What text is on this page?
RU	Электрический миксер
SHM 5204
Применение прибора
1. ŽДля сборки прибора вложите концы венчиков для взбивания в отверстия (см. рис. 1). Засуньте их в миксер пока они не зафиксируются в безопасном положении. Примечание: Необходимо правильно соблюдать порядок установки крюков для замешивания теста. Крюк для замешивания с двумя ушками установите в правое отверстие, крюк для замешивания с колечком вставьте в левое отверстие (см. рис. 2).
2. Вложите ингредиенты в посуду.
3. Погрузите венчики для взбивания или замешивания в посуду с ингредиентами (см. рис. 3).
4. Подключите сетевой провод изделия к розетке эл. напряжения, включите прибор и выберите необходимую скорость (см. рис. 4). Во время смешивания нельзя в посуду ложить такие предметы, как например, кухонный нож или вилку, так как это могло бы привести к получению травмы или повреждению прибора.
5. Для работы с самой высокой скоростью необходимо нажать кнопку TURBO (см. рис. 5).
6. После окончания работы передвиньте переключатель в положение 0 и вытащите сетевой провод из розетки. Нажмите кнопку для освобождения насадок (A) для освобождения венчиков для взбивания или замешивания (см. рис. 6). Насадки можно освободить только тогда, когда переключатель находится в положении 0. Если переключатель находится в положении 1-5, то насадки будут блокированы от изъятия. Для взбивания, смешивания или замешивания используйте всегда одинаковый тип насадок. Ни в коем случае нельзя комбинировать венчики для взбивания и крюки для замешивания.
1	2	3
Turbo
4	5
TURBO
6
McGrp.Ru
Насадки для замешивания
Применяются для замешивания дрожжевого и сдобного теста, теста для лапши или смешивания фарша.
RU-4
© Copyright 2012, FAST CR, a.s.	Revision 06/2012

::::

Set problem ->
Report how many lines of the listing hold the word "сетевой", with nothing but the number.

Response for this exercise ->
2